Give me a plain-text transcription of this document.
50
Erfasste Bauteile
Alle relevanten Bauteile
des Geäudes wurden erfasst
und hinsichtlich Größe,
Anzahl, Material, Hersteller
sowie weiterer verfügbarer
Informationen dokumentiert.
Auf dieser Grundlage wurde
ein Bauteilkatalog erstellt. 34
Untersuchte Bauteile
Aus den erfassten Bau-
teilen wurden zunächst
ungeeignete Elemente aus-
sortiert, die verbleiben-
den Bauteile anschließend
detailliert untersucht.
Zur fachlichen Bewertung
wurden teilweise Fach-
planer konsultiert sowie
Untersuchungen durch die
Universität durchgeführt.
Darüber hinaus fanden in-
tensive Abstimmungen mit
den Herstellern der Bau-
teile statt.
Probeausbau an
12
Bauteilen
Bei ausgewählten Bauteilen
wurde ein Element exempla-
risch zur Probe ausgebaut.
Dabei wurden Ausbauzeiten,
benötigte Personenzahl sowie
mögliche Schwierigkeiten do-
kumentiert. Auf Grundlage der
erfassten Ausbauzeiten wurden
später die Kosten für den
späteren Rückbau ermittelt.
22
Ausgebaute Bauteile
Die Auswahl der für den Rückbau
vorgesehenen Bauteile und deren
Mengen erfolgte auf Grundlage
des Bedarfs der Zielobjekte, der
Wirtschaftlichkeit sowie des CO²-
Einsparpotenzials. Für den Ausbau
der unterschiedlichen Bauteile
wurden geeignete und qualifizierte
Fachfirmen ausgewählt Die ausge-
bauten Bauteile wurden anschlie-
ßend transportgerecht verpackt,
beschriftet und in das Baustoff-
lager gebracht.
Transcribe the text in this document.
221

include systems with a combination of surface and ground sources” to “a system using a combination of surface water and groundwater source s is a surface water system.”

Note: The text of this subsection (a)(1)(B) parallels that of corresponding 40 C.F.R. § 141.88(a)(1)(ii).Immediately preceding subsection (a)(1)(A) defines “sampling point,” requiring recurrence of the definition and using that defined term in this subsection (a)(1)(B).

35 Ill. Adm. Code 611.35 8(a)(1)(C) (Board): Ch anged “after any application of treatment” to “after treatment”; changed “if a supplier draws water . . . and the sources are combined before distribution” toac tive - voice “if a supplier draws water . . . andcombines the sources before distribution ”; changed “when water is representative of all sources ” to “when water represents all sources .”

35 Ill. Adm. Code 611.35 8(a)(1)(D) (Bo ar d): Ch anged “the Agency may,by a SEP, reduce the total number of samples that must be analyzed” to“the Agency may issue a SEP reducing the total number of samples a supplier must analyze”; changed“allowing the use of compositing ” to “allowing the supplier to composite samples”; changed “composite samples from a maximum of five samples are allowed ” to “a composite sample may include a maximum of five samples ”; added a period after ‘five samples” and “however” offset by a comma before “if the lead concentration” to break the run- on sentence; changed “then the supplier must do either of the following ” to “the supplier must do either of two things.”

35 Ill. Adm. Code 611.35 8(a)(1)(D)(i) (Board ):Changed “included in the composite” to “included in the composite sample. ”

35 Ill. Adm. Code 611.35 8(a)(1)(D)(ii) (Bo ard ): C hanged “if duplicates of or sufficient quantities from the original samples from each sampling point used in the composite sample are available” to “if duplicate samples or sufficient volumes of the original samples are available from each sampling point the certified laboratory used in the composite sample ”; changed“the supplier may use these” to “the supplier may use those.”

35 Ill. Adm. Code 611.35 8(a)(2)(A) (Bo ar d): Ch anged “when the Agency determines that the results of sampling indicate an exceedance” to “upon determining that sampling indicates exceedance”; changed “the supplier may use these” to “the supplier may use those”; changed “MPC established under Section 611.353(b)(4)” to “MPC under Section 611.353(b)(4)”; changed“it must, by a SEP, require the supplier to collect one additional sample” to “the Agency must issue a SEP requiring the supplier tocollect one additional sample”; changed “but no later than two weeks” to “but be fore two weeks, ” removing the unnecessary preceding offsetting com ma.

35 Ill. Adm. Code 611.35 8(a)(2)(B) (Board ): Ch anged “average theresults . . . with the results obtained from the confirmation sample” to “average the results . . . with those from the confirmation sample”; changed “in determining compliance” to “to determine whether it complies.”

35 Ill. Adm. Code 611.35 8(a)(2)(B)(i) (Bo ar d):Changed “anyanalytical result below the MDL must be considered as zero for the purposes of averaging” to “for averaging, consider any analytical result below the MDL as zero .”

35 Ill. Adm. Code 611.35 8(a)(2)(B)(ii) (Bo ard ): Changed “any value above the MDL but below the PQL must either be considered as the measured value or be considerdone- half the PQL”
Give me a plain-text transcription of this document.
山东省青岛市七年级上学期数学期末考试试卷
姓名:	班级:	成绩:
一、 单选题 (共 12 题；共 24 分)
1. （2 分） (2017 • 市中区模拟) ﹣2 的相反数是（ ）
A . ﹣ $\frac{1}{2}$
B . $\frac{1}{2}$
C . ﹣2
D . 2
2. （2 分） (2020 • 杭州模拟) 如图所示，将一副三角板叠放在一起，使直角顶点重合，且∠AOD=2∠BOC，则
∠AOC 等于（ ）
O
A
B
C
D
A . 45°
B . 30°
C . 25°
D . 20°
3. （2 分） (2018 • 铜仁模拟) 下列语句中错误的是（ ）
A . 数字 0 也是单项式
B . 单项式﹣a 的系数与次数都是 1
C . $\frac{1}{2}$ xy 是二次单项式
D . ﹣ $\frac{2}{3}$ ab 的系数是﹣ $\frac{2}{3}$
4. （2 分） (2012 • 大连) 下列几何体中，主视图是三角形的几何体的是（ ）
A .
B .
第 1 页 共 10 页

* * * * * * * * *

Given task »
Print every entry exactly as it appears.

Problem solution »
Give me a plain-text transcription of this document.
50
Erfasste Bauteile
Alle relevanten Bauteile
des Geäudes wurden erfasst
und hinsichtlich Größe,
Anzahl, Material, Hersteller
sowie weiterer verfügbarer
Informationen dokumentiert.
Auf dieser Grundlage wurde
ein Bauteilkatalog erstellt. 34
Untersuchte Bauteile
Aus den erfassten Bau-
teilen wurden zunächst
ungeeignete Elemente aus-
sortiert, die verbleiben-
den Bauteile anschließend
detailliert untersucht.
Zur fachlichen Bewertung
wurden teilweise Fach-
planer konsultiert sowie
Untersuchungen durch die
Universität durchgeführt.
Darüber hinaus fanden in-
tensive Abstimmungen mit
den Herstellern der Bau-
teile statt.
Probeausbau an
12
Bauteilen
Bei ausgewählten Bauteilen
wurde ein Element exempla-
risch zur Probe ausgebaut.
Dabei wurden Ausbauzeiten,
benötigte Personenzahl sowie
mögliche Schwierigkeiten do-
kumentiert. Auf Grundlage der
erfassten Ausbauzeiten wurden
später die Kosten für den
späteren Rückbau ermittelt.
22
Ausgebaute Bauteile
Die Auswahl der für den Rückbau
vorgesehenen Bauteile und deren
Mengen erfolgte auf Grundlage
des Bedarfs der Zielobjekte, der
Wirtschaftlichkeit sowie des CO²-
Einsparpotenzials. Für den Ausbau
der unterschiedlichen Bauteile
wurden geeignete und qualifizierte
Fachfirmen ausgewählt Die ausge-
bauten Bauteile wurden anschlie-
ßend transportgerecht verpackt,
beschriftet und in das Baustoff-
lager gebracht.
Transcribe the text in this document.
221

include systems with a combination of surface and ground sources” to “a system using a combination of surface water and groundwater source s is a surface water system.”

Note: The text of this subsection (a)(1)(B) parallels that of corresponding 40 C.F.R. § 141.88(a)(1)(ii).Immediately preceding subsection (a)(1)(A) defines “sampling point,” requiring recurrence of the definition and using that defined term in this subsection (a)(1)(B).

35 Ill. Adm. Code 611.35 8(a)(1)(C) (Board): Ch anged “after any application of treatment” to “after treatment”; changed “if a supplier draws water . . . and the sources are combined before distribution” toac tive - voice “if a supplier draws water . . . andcombines the sources before distribution ”; changed “when water is representative of all sources ” to “when water represents all sources .”

35 Ill. Adm. Code 611.35 8(a)(1)(D) (Bo ar d): Ch anged “the Agency may,by a SEP, reduce the total number of samples that must be analyzed” to“the Agency may issue a SEP reducing the total number of samples a supplier must analyze”; changed“allowing the use of compositing ” to “allowing the supplier to composite samples”; changed “composite samples from a maximum of five samples are allowed ” to “a composite sample may include a maximum of five samples ”; added a period after ‘five samples” and “however” offset by a comma before “if the lead concentration” to break the run- on sentence; changed “then the supplier must do either of the following ” to “the supplier must do either of two things.”

35 Ill. Adm. Code 611.35 8(a)(1)(D)(i) (Board ):Changed “included in the composite” to “included in the composite sample. ”

35 Ill. Adm. Code 611.35 8(a)(1)(D)(ii) (Bo ard ): C hanged “if duplicates of or sufficient quantities from the original samples from each sampling point used in the composite sample are available” to “if duplicate samples or sufficient volumes of the original samples are available from each sampling point the certified laboratory used in the composite sample ”; changed“the supplier may use these” to “the supplier may use those.”

35 Ill. Adm. Code 611.35 8(a)(2)(A) (Bo ar d): Ch anged “when the Agency determines that the results of sampling indicate an exceedance” to “upon determining that sampling indicates exceedance”; changed “the supplier may use these” to “the supplier may use those”; changed “MPC established under Section 611.353(b)(4)” to “MPC under Section 611.353(b)(4)”; changed“it must, by a SEP, require the supplier to collect one additional sample” to “the Agency must issue a SEP requiring the supplier tocollect one additional sample”; changed “but no later than two weeks” to “but be fore two weeks, ” removing the unnecessary preceding offsetting com ma.

35 Ill. Adm. Code 611.35 8(a)(2)(B) (Board ): Ch anged “average theresults . . . with the results obtained from the confirmation sample” to “average the results . . . with those from the confirmation sample”; changed “in determining compliance” to “to determine whether it complies.”

35 Ill. Adm. Code 611.35 8(a)(2)(B)(i) (Bo ar d):Changed “anyanalytical result below the MDL must be considered as zero for the purposes of averaging” to “for averaging, consider any analytical result below the MDL as zero .”

35 Ill. Adm. Code 611.35 8(a)(2)(B)(ii) (Bo ard ): Changed “any value above the MDL but below the PQL must either be considered as the measured value or be considerdone- half the PQL”
Give me a plain-text transcription of this document.
山东省青岛市七年级上学期数学期末考试试卷
姓名:	班级:	成绩:
一、 单选题 (共 12 题；共 24 分)
1. （2 分） (2017 • 市中区模拟) ﹣2 的相反数是（ ）
A . ﹣ $\frac{1}{2}$
B . $\frac{1}{2}$
C . ﹣2
D . 2
2. （2 分） (2020 • 杭州模拟) 如图所示，将一副三角板叠放在一起，使直角顶点重合，且∠AOD=2∠BOC，则
∠AOC 等于（ ）
O
A
B
C
D
A . 45°
B . 30°
C . 25°
D . 20°
3. （2 分） (2018 • 铜仁模拟) 下列语句中错误的是（ ）
A . 数字 0 也是单项式
B . 单项式﹣a 的系数与次数都是 1
C . $\frac{1}{2}$ xy 是二次单项式
D . ﹣ $\frac{2}{3}$ ab 的系数是﹣ $\frac{2}{3}$
4. （2 分） (2012 • 大连) 下列几何体中，主视图是三角形的几何体的是（ ）
A .
B .
第 1 页 共 10 页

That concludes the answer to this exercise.